Task instructions: Return each line of the data below verbatim; pictures are to be left out.

Information supplied:

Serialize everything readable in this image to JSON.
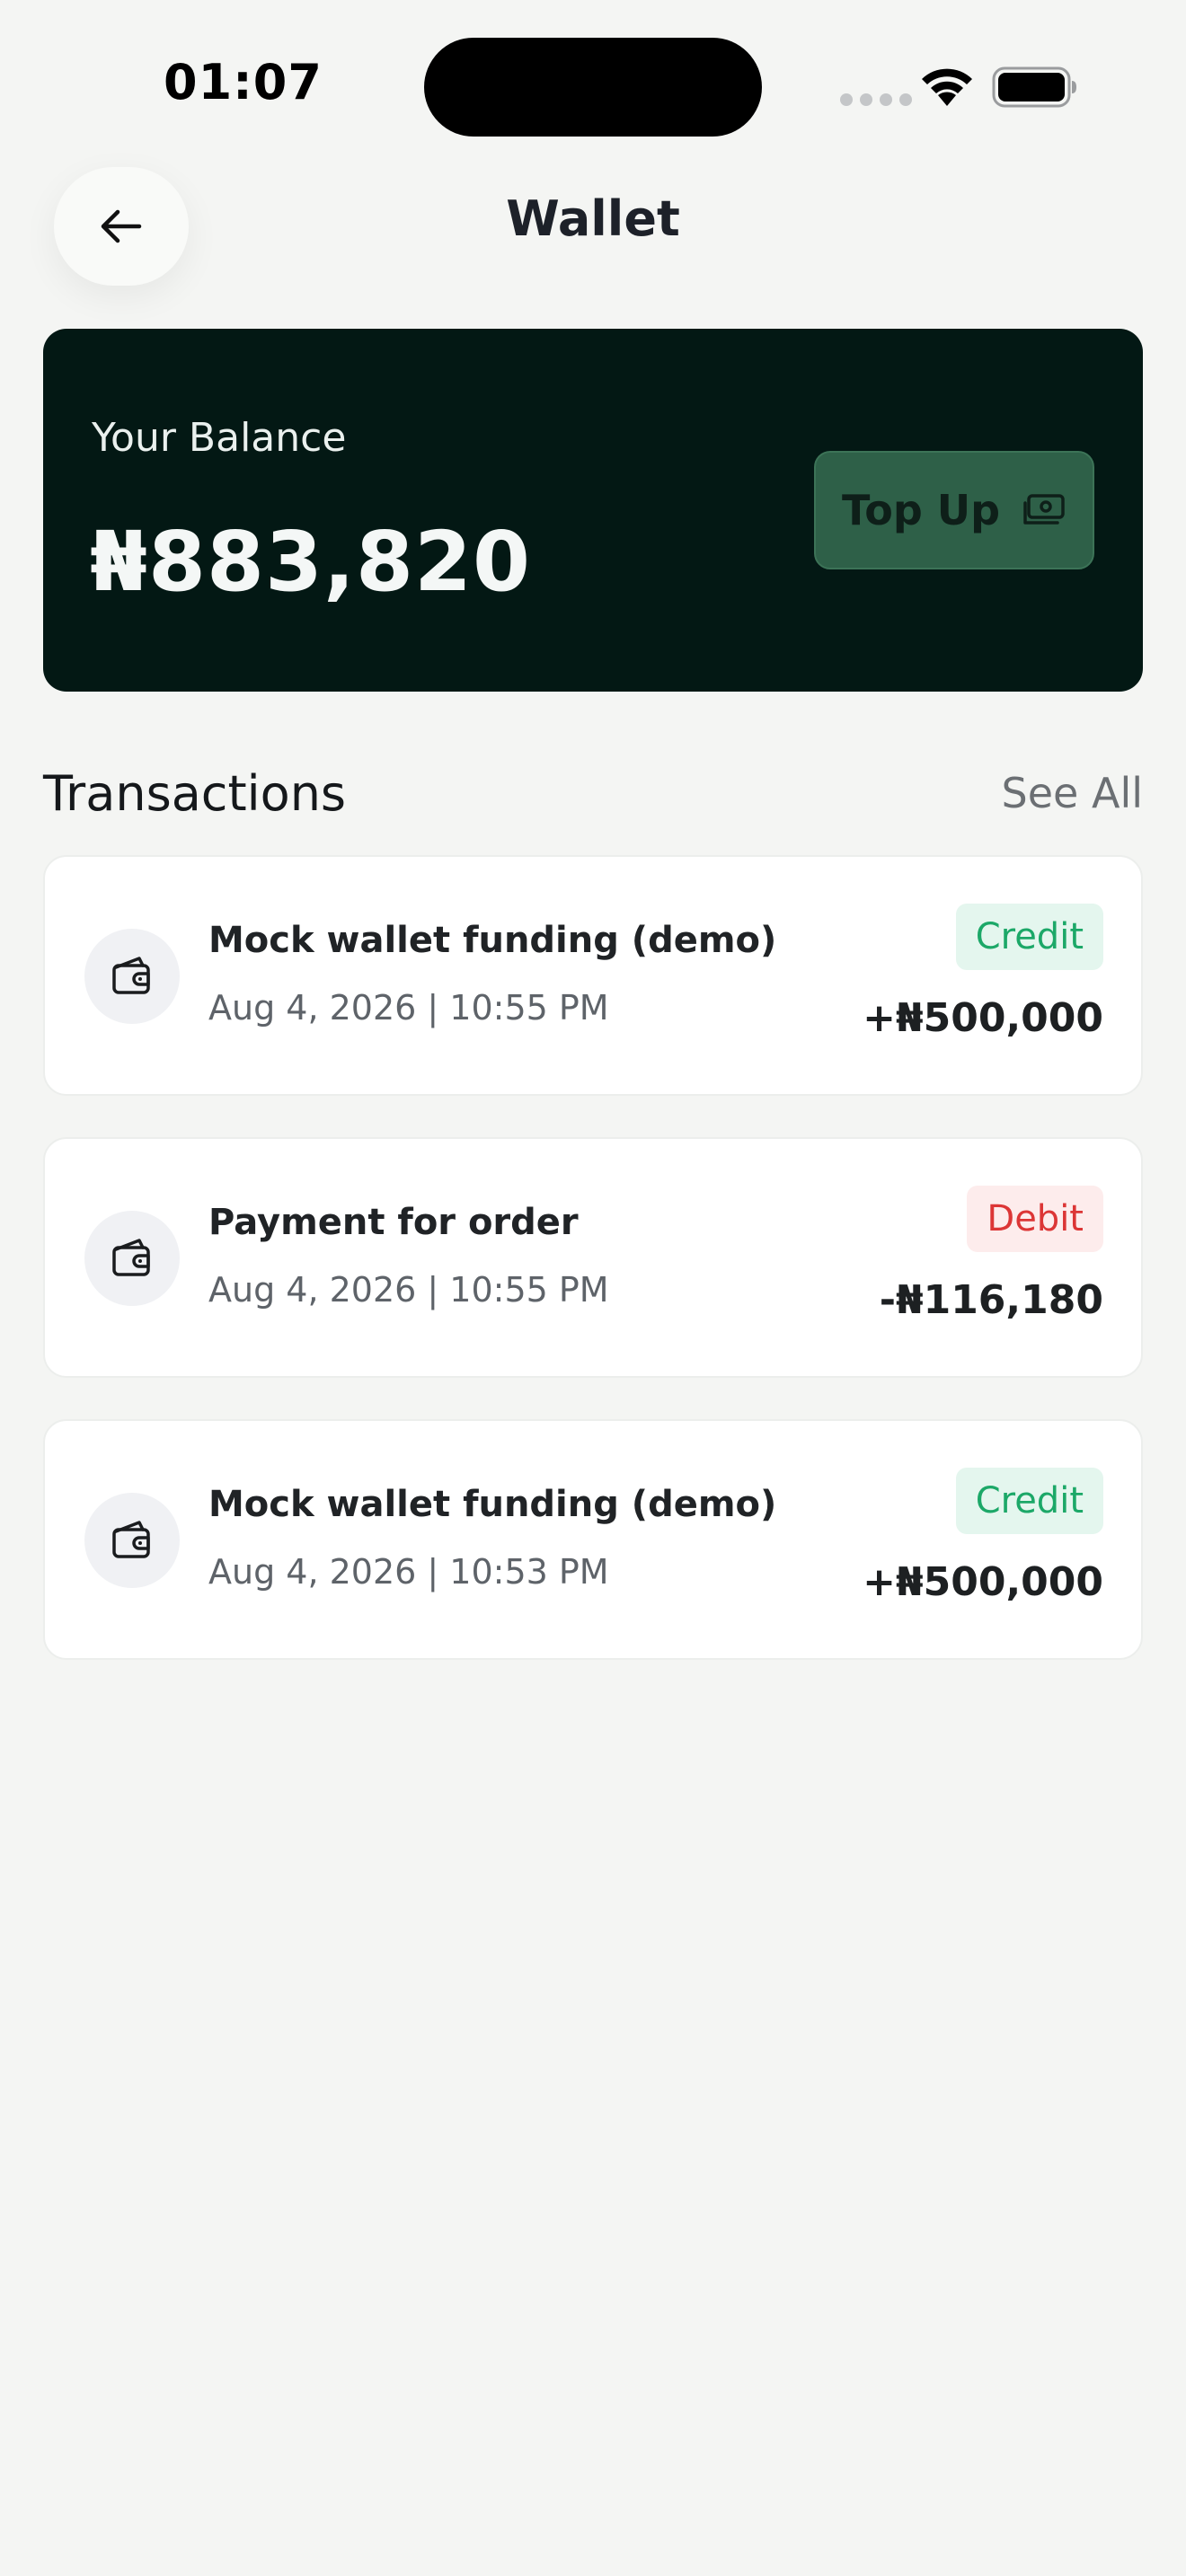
{
  "status_bar": {
    "time": "01:07"
  },
  "header": {
    "title": "Wallet",
    "back_icon": "arrow-left-icon"
  },
  "balance": {
    "label": "Your Balance",
    "amount": "₦883,820",
    "topup_label": "Top Up",
    "topup_icon": "cash-icon"
  },
  "transactions": {
    "heading": "Transactions",
    "see_all": "See All",
    "items": [
      {
        "title": "Mock wallet funding (demo)",
        "date": "Aug 4, 2026 | 10:55 PM",
        "type": "Credit",
        "amount": "+₦500,000",
        "icon": "wallet-icon"
      },
      {
        "title": "Payment for order",
        "date": "Aug 4, 2026 | 10:55 PM",
        "type": "Debit",
        "amount": "-₦116,180",
        "icon": "wallet-icon"
      },
      {
        "title": "Mock wallet funding (demo)",
        "date": "Aug 4, 2026 | 10:53 PM",
        "type": "Credit",
        "amount": "+₦500,000",
        "icon": "wallet-icon"
      }
    ]
  },
  "colors": {
    "background": "#f4f5f3",
    "card_dark": "#031814",
    "topup_bg": "#2e6048",
    "credit_text": "#1ca868",
    "credit_bg": "#e4f6ee",
    "debit_text": "#dc3636",
    "debit_bg": "#fdecec"
  }
}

Task solution:
Serialize everything readable in this image to JSON.
{
  "status_bar": {
    "time": "01:07"
  },
  "header": {
    "title": "Wallet",
    "back_icon": "arrow-left-icon"
  },
  "balance": {
    "label": "Your Balance",
    "amount": "₦883,820",
    "topup_label": "Top Up",
    "topup_icon": "cash-icon"
  },
  "transactions": {
    "heading": "Transactions",
    "see_all": "See All",
    "items": [
      {
        "title": "Mock wallet funding (demo)",
        "date": "Aug 4, 2026 | 10:55 PM",
        "type": "Credit",
        "amount": "+₦500,000",
        "icon": "wallet-icon"
      },
      {
        "title": "Payment for order",
        "date": "Aug 4, 2026 | 10:55 PM",
        "type": "Debit",
        "amount": "-₦116,180",
        "icon": "wallet-icon"
      },
      {
        "title": "Mock wallet funding (demo)",
        "date": "Aug 4, 2026 | 10:53 PM",
        "type": "Credit",
        "amount": "+₦500,000",
        "icon": "wallet-icon"
      }
    ]
  },
  "colors": {
    "background": "#f4f5f3",
    "card_dark": "#031814",
    "topup_bg": "#2e6048",
    "credit_text": "#1ca868",
    "credit_bg": "#e4f6ee",
    "debit_text": "#dc3636",
    "debit_bg": "#fdecec"
  }
}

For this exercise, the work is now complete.